**What is asked**
Copy every entry exactly.

**Extracted data**
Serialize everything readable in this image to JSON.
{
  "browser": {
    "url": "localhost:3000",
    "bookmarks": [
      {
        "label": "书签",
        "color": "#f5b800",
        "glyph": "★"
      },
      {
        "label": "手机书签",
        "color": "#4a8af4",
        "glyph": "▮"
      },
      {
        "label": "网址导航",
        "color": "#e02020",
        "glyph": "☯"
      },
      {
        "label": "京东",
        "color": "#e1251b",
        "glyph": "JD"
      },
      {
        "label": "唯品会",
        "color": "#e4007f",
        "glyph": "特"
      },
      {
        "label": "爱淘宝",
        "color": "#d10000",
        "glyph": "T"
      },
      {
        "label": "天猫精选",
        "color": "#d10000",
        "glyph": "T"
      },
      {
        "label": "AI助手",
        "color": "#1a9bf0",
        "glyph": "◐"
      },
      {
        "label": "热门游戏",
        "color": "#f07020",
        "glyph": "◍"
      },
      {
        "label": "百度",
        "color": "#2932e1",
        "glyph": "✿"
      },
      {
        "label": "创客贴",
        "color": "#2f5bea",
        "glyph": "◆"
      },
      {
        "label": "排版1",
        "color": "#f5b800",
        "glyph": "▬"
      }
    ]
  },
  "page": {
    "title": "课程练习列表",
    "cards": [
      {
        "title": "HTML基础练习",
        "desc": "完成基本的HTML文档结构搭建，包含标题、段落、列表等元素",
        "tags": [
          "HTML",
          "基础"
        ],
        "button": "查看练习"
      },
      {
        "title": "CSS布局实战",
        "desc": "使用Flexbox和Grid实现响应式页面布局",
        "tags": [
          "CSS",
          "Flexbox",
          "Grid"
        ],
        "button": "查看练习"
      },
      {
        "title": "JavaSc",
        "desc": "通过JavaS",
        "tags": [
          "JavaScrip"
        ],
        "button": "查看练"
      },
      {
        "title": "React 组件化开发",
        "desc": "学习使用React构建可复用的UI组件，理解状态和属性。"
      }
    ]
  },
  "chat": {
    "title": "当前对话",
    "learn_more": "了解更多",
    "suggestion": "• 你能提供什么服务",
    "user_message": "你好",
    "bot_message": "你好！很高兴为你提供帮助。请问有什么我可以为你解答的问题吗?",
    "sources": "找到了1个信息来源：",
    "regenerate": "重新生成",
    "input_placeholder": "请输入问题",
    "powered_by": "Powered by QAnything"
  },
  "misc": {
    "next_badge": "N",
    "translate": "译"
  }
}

**Finished exercise**
Serialize everything readable in this image to JSON.
{
  "browser": {
    "url": "localhost:3000",
    "bookmarks": [
      {
        "label": "书签",
        "color": "#f5b800",
        "glyph": "★"
      },
      {
        "label": "手机书签",
        "color": "#4a8af4",
        "glyph": "▮"
      },
      {
        "label": "网址导航",
        "color": "#e02020",
        "glyph": "☯"
      },
      {
        "label": "京东",
        "color": "#e1251b",
        "glyph": "JD"
      },
      {
        "label": "唯品会",
        "color": "#e4007f",
        "glyph": "特"
      },
      {
        "label": "爱淘宝",
        "color": "#d10000",
        "glyph": "T"
      },
      {
        "label": "天猫精选",
        "color": "#d10000",
        "glyph": "T"
      },
      {
        "label": "AI助手",
        "color": "#1a9bf0",
        "glyph": "◐"
      },
      {
        "label": "热门游戏",
        "color": "#f07020",
        "glyph": "◍"
      },
      {
        "label": "百度",
        "color": "#2932e1",
        "glyph": "✿"
      },
      {
        "label": "创客贴",
        "color": "#2f5bea",
        "glyph": "◆"
      },
      {
        "label": "排版1",
        "color": "#f5b800",
        "glyph": "▬"
      }
    ]
  },
  "page": {
    "title": "课程练习列表",
    "cards": [
      {
        "title": "HTML基础练习",
        "desc": "完成基本的HTML文档结构搭建，包含标题、段落、列表等元素",
        "tags": [
          "HTML",
          "基础"
        ],
        "button": "查看练习"
      },
      {
        "title": "CSS布局实战",
        "desc": "使用Flexbox和Grid实现响应式页面布局",
        "tags": [
          "CSS",
          "Flexbox",
          "Grid"
        ],
        "button": "查看练习"
      },
      {
        "title": "JavaSc",
        "desc": "通过JavaS",
        "tags": [
          "JavaScrip"
        ],
        "button": "查看练"
      },
      {
        "title": "React 组件化开发",
        "desc": "学习使用React构建可复用的UI组件，理解状态和属性。"
      }
    ]
  },
  "chat": {
    "title": "当前对话",
    "learn_more": "了解更多",
    "suggestion": "• 你能提供什么服务",
    "user_message": "你好",
    "bot_message": "你好！很高兴为你提供帮助。请问有什么我可以为你解答的问题吗?",
    "sources": "找到了1个信息来源：",
    "regenerate": "重新生成",
    "input_placeholder": "请输入问题",
    "powered_by": "Powered by QAnything"
  },
  "misc": {
    "next_badge": "N",
    "translate": "译"
  }
}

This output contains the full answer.